» TASK INSTRUCTIONS
Extract all lines in the data that contain the word "تاسیسات".

» LISTED RECORDS
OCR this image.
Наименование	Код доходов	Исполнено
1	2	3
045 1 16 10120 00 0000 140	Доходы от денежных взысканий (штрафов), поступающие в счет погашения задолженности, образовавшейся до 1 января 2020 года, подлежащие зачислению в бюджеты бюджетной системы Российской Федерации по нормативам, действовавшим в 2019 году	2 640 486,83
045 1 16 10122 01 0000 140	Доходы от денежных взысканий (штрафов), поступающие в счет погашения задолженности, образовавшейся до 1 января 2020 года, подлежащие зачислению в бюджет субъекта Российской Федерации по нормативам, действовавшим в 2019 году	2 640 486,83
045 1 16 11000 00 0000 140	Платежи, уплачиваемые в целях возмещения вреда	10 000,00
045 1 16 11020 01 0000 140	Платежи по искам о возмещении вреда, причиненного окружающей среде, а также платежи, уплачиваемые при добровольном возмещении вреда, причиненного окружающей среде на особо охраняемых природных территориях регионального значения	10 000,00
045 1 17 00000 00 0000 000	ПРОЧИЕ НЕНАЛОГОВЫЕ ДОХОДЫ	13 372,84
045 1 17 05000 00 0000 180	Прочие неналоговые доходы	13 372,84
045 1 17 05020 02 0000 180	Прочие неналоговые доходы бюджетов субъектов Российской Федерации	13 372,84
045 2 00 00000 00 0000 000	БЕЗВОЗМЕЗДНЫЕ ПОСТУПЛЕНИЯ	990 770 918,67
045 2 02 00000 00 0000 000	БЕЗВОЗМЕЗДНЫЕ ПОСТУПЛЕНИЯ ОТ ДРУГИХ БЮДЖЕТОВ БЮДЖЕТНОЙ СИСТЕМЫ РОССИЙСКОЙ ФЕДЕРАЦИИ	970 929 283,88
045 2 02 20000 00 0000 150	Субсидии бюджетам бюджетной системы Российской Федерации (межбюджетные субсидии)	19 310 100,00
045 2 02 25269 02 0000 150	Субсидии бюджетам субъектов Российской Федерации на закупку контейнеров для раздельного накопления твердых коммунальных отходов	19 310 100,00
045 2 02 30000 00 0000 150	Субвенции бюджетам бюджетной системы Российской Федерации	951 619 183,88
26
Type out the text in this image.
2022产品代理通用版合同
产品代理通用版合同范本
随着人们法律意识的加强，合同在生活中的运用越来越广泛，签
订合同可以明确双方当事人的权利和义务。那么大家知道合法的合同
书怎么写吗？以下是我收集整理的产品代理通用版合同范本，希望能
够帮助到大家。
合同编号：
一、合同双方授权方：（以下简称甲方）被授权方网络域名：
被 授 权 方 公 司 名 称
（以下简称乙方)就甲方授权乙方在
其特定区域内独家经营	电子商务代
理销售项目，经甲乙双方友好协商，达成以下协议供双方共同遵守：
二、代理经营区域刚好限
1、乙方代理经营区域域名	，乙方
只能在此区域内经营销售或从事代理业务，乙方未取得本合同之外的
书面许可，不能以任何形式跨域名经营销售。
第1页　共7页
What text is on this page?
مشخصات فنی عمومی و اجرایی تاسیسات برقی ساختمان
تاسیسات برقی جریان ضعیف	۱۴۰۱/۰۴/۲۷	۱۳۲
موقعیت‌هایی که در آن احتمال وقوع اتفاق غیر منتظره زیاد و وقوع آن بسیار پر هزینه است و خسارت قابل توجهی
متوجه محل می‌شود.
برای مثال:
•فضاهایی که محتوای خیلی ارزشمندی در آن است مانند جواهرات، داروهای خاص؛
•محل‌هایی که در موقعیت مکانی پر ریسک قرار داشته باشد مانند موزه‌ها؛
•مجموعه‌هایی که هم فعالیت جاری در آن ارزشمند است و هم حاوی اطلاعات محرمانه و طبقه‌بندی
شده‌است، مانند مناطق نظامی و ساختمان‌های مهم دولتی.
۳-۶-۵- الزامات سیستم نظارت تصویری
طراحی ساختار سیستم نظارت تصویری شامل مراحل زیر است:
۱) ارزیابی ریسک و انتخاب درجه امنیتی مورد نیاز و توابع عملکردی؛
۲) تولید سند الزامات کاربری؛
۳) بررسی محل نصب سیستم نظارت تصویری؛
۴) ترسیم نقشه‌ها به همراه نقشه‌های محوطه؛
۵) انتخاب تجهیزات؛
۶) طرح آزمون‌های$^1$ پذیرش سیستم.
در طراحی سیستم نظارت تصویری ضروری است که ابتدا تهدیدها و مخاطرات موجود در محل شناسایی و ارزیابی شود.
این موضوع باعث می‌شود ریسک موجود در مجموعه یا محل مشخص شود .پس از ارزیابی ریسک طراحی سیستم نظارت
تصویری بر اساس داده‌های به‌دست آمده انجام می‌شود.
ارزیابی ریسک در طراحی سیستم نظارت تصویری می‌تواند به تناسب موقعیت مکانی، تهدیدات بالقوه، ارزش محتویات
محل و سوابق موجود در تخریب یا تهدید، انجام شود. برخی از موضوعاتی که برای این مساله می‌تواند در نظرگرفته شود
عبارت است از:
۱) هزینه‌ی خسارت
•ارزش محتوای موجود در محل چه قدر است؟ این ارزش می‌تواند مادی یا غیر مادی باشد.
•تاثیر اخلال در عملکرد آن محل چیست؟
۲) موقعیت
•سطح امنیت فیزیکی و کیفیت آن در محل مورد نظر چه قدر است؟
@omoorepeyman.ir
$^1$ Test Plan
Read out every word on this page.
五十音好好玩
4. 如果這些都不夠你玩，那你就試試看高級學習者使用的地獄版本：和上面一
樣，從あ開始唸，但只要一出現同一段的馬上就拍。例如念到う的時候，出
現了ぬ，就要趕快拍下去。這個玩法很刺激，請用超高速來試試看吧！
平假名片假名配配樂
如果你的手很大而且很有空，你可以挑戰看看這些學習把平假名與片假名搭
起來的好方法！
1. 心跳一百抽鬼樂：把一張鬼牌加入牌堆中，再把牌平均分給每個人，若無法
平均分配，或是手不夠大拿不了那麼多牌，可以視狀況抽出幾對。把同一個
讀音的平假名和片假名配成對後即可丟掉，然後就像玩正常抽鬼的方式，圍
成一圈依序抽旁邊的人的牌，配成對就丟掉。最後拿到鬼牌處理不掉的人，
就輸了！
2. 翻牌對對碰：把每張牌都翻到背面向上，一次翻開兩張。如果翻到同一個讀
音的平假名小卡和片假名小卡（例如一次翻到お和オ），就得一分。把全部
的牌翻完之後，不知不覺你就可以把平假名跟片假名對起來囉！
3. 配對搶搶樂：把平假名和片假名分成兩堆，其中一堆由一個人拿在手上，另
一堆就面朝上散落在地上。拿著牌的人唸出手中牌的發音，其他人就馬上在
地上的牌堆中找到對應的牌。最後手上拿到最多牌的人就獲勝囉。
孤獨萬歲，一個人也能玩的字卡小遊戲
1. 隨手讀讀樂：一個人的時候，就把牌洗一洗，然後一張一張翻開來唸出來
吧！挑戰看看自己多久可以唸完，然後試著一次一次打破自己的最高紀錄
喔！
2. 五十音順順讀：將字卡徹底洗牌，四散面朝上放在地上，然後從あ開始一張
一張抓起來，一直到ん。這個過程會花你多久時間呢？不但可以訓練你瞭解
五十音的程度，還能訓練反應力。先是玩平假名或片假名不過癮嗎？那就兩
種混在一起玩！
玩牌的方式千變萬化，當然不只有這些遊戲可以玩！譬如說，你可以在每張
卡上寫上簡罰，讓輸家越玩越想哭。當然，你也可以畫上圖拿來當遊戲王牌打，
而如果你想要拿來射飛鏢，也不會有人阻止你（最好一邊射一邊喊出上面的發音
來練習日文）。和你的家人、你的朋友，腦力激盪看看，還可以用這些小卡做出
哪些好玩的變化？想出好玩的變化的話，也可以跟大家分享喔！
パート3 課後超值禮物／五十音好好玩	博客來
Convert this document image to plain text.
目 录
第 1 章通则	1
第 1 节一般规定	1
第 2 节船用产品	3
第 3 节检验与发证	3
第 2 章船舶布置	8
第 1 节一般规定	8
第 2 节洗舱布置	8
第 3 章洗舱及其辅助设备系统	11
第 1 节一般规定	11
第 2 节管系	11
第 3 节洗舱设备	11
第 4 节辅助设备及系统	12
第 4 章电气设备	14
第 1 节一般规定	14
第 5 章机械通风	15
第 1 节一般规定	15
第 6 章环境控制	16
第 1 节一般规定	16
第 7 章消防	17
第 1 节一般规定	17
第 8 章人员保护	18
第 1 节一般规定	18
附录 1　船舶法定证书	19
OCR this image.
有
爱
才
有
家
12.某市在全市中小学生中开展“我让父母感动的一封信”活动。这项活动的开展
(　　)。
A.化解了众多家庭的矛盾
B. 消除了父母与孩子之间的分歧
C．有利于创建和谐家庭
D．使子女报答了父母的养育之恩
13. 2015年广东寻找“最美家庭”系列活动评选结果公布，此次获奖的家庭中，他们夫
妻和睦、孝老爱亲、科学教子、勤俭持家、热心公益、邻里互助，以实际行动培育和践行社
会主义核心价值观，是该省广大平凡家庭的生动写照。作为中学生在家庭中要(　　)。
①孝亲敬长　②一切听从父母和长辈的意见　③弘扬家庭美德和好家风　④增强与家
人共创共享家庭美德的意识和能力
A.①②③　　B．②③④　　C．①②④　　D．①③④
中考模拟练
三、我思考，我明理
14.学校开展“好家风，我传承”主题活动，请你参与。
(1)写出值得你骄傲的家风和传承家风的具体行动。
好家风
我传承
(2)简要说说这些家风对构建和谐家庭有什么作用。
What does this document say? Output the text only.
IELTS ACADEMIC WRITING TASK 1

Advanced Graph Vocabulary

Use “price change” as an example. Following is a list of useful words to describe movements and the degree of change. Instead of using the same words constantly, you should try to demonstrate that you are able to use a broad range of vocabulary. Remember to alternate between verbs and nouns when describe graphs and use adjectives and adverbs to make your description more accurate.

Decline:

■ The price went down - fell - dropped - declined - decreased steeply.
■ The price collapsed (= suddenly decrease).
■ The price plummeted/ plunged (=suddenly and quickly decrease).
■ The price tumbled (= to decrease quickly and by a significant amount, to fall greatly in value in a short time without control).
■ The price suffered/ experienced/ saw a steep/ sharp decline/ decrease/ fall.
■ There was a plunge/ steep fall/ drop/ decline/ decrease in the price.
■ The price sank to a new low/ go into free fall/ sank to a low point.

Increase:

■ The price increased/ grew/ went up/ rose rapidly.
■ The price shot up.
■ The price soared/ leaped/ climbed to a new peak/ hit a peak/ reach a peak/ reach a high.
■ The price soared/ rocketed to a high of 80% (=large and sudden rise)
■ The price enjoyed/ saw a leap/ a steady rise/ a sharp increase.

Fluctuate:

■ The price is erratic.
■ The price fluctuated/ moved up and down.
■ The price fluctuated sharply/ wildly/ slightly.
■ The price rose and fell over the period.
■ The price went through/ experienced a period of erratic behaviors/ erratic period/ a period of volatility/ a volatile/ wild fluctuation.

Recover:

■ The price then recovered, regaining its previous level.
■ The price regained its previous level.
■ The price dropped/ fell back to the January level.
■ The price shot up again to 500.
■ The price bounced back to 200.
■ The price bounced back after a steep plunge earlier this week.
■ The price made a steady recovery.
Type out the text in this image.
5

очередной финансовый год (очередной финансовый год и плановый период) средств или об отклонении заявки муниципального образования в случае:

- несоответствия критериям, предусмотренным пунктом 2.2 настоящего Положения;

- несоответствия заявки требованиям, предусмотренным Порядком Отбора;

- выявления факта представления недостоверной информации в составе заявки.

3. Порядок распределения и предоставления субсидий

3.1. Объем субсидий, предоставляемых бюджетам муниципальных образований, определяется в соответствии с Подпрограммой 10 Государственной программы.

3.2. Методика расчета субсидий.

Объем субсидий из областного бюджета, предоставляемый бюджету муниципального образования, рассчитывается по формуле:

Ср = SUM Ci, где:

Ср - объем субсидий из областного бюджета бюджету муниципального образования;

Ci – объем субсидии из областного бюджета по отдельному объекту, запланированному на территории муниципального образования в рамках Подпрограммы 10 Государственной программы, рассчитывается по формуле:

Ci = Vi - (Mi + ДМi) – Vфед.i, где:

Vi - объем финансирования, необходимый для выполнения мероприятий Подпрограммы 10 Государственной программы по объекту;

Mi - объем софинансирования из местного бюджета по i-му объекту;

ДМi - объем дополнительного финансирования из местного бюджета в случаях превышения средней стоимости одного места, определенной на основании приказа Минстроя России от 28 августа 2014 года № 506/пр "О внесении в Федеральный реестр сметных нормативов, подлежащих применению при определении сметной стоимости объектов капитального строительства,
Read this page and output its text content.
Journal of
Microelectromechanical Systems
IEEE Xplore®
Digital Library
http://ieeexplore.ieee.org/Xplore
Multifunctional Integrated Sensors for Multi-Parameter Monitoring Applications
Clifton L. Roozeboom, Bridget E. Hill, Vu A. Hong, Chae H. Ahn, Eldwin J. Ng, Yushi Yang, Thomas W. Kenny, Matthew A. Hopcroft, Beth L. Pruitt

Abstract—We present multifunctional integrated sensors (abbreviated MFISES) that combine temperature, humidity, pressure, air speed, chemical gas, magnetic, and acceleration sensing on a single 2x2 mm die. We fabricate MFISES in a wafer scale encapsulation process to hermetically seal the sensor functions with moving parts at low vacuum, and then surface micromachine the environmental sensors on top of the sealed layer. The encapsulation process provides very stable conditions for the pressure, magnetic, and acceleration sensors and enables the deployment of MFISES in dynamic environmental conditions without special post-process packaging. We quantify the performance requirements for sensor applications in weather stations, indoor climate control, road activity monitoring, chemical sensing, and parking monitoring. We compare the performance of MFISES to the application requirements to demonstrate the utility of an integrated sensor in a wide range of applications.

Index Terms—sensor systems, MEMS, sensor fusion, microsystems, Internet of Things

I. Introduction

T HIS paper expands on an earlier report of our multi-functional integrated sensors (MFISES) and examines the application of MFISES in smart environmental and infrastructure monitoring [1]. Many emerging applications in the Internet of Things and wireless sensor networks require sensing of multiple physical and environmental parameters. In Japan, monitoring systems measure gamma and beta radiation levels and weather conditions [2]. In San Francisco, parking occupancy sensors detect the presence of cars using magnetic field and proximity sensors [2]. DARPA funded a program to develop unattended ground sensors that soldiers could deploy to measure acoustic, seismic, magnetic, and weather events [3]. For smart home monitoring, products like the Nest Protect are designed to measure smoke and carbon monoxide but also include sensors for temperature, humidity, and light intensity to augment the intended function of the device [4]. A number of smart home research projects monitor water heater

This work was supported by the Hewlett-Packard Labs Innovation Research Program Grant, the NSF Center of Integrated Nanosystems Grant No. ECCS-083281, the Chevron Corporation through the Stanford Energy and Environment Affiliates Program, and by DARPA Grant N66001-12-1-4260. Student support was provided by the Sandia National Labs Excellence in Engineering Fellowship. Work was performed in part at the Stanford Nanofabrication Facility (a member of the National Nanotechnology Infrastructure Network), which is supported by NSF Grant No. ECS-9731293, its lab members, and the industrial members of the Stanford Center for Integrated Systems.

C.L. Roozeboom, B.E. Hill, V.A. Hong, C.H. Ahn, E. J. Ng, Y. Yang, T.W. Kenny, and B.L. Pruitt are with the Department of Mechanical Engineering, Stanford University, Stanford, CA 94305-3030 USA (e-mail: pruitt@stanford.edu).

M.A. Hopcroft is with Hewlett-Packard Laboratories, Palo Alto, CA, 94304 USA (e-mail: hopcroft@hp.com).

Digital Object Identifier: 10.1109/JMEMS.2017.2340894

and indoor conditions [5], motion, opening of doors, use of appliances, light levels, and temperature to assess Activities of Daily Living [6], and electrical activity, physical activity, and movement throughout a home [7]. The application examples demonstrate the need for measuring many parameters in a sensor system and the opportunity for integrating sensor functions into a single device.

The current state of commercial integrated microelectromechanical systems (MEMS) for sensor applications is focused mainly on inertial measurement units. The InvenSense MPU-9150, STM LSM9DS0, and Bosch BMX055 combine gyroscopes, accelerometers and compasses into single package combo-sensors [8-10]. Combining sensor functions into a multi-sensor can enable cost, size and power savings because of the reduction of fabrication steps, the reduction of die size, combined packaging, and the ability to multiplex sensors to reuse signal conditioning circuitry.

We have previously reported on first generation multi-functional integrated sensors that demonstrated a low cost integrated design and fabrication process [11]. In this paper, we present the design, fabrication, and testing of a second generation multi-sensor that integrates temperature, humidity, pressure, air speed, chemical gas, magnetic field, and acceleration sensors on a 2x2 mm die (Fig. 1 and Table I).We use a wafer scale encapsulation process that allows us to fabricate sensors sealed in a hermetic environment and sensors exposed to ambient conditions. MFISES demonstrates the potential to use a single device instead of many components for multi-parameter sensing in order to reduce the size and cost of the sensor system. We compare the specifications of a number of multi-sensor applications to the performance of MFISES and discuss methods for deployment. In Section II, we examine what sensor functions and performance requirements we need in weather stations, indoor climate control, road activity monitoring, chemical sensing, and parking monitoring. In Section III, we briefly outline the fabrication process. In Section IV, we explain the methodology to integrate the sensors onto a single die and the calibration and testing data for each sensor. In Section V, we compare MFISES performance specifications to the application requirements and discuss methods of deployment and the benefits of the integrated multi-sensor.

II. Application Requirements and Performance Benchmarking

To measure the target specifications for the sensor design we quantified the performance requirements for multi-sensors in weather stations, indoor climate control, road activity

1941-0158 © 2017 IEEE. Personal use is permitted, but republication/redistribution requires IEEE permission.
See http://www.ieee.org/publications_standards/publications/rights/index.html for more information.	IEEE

» ANSWER BELOW
مشخصات فنی عمومی و اجرایی تاسیسات برقی ساختمان
تاسیسات برقی جریان ضعیف	۱۴۰۱/۰۴/۲۷	۱۳۲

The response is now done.